Consider $L_k$ to be the Cholesky factor of the second derivative matrix
$$
L_k L_k^T=  \nabla^2 f(x_k).
$$

In [None]:
l_k = ????
print(l_k)


Check that it is indeed the Cholesky factor

In [None]:
print(l_k @ l_k.T)


It must be the same as the hessian

In [None]:
print(hessian)


Evaluate the preconditioned function at the point $x'=L_k^T x$, where $x=(1,1)$

In [None]:
prec_x = ????
print(f'{prec_x=}')


In [None]:
prec_function, prec_gradient, prec_hessian = preconditioned_function(prec_x, l_k)
print(f'Preconditioned f(x)={prec_function}')
print(f'Preconditioned gradient(x)={prec_gradient}')
print(f'Preconditioned hessian(x)=\n{prec_hessian}')


# Question 3
Apply one iteration of the steepest descent
algorithm on $\tilde{f}$ from that point, that is
$$
x'_{k+1} = x'_k - \alpha \nabla \tilde{f}(x'_k),
$$
where the step size is
$$
\alpha = \frac{\nabla \tilde{f}(x'_k)^T \nabla \tilde{f}(x'_k)}{\nabla
\tilde{f}(x'_k)^T \nabla^2 \tilde{f}(x'_k) \nabla \tilde{f}(x'_k)}.
$$
It is the Cauchy point.

In [None]:
alpha = ????


print(f'{alpha=:.3g}')







In [None]:
new_prec_x = ????
print(f'{new_prec_x=}')


Identify the corresponding point in the original variables.

In [None]:
new_x = ????
print(f'{new_x=}')

|---|

## [Written problem A]
Decide whether each statement agrees with the notebook excerpt, answering yes or no and quoting the deciding words: (i) The preconditioned function is evaluated at x = (1,1) itself. (ii) Question 3 applies one iteration of Newton's method. (iii) $L_k$ is taken to be the Cholesky factor of the second derivative matrix.
## [Written problem B]
In the notebook excerpt, what should be identified once the new preconditioned point has been computed?

|---|

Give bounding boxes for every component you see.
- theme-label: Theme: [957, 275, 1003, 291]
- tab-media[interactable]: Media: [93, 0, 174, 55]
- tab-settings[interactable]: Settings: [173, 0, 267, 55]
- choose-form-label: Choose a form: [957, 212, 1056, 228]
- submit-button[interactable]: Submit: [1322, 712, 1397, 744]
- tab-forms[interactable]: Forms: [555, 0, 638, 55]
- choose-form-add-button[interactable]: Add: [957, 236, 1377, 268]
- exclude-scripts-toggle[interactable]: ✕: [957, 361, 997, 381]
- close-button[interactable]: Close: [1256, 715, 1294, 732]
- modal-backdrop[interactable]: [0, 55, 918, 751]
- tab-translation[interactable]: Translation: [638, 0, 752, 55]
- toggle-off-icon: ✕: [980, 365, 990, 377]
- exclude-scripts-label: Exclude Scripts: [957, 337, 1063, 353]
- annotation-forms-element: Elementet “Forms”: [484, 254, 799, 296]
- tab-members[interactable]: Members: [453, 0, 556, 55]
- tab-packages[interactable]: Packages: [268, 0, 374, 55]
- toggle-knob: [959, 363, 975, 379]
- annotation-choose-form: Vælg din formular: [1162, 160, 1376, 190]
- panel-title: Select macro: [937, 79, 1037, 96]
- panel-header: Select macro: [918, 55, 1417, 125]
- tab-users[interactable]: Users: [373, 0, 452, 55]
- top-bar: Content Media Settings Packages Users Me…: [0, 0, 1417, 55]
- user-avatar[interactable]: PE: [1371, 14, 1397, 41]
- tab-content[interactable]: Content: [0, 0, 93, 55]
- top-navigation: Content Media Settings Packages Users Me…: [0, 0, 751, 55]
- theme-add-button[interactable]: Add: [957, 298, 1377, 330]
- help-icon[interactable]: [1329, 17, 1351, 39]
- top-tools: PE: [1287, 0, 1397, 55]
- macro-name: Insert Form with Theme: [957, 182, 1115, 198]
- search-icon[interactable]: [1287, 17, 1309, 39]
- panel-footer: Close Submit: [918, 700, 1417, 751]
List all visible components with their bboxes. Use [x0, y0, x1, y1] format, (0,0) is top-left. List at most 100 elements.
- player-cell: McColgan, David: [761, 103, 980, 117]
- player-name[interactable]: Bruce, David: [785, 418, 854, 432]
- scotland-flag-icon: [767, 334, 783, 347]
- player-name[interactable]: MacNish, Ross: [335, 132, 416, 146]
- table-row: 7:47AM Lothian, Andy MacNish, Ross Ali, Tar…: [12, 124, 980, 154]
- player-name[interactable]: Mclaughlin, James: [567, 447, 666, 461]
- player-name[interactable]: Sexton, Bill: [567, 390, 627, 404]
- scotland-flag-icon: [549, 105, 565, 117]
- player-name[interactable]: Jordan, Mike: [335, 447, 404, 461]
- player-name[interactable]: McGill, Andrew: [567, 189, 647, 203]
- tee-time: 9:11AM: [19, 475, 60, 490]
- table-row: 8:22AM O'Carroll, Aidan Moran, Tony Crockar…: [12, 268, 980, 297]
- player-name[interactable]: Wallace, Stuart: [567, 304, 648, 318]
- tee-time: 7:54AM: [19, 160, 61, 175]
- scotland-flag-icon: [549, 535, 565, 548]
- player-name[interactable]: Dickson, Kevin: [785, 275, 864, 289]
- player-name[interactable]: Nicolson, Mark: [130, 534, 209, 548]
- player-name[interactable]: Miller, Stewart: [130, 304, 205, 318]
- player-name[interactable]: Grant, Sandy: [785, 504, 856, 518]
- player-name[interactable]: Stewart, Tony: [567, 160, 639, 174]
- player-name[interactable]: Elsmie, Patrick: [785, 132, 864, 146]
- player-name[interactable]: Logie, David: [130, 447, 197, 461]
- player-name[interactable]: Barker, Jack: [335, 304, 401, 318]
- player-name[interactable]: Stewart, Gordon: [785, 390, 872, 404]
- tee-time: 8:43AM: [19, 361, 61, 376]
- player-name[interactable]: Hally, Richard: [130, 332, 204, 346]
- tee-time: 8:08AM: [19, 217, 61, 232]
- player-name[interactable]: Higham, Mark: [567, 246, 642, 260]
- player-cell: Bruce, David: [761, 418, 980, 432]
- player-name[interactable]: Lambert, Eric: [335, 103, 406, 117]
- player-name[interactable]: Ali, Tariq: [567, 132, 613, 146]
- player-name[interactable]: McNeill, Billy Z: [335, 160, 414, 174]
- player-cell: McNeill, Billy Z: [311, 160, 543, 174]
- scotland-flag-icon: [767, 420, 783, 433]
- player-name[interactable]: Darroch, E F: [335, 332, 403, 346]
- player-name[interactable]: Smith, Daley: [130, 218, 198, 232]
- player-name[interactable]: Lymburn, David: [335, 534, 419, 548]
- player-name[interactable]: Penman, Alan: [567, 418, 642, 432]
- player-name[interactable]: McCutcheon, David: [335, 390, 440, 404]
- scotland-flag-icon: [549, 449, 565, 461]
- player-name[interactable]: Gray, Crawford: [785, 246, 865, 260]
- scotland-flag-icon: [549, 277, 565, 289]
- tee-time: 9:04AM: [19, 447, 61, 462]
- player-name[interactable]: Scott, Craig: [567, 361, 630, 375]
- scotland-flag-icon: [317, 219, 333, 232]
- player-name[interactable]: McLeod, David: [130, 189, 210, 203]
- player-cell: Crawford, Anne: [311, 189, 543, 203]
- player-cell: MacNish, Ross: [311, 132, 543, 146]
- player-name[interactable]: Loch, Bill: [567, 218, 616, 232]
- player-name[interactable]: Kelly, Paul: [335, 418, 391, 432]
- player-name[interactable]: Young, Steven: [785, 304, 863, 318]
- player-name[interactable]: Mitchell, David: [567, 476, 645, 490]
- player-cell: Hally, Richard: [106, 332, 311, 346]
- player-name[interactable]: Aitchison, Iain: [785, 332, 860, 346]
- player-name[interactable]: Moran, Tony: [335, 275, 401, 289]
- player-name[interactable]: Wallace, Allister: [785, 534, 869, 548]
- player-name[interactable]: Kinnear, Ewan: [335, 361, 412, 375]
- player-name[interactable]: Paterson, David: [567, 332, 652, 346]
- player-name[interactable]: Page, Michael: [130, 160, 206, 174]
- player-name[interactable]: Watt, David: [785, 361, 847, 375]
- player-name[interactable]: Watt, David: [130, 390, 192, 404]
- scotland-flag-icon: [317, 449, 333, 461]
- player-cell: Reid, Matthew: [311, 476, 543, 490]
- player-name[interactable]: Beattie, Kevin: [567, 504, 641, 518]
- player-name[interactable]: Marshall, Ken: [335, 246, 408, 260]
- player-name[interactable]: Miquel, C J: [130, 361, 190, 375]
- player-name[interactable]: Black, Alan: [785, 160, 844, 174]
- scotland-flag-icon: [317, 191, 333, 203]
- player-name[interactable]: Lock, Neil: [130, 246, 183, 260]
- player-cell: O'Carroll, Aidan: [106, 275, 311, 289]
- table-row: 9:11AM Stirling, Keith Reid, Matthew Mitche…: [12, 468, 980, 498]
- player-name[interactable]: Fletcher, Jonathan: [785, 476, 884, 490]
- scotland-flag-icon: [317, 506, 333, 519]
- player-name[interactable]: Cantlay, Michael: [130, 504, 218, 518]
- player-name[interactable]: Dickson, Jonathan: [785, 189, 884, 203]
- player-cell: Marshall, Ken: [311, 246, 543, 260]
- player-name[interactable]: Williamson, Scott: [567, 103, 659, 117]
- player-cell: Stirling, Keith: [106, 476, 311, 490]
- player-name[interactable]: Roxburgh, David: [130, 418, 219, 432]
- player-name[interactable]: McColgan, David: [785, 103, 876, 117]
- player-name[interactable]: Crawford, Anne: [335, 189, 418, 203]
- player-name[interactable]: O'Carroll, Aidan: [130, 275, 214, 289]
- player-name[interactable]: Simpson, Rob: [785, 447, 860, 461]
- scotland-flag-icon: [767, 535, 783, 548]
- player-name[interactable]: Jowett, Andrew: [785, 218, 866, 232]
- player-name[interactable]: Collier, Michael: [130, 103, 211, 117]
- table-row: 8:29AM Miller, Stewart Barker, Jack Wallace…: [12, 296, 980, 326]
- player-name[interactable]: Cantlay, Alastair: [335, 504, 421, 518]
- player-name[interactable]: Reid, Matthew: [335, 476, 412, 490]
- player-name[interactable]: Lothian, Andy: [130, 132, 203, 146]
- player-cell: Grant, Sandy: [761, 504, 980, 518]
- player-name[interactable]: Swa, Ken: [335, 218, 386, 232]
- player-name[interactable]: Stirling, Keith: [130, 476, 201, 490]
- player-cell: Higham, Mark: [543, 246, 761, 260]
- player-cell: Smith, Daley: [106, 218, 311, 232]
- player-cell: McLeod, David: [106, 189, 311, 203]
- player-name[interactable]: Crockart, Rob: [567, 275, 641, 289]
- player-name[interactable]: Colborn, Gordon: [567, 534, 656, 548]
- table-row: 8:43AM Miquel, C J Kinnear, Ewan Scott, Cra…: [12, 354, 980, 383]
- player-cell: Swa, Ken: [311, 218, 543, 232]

|---|

## [Task output A]
(i) No: "Evaluate the preconditioned function at the point $x'=L_k^T x$, where $x=(1,1)$"
(ii) No: "Apply one iteration of the steepest descent"
(iii) Yes: "Consider $L_k$ to be the Cholesky factor of the second derivative matrix"

## [Task output B]
The corresponding point in the original variables.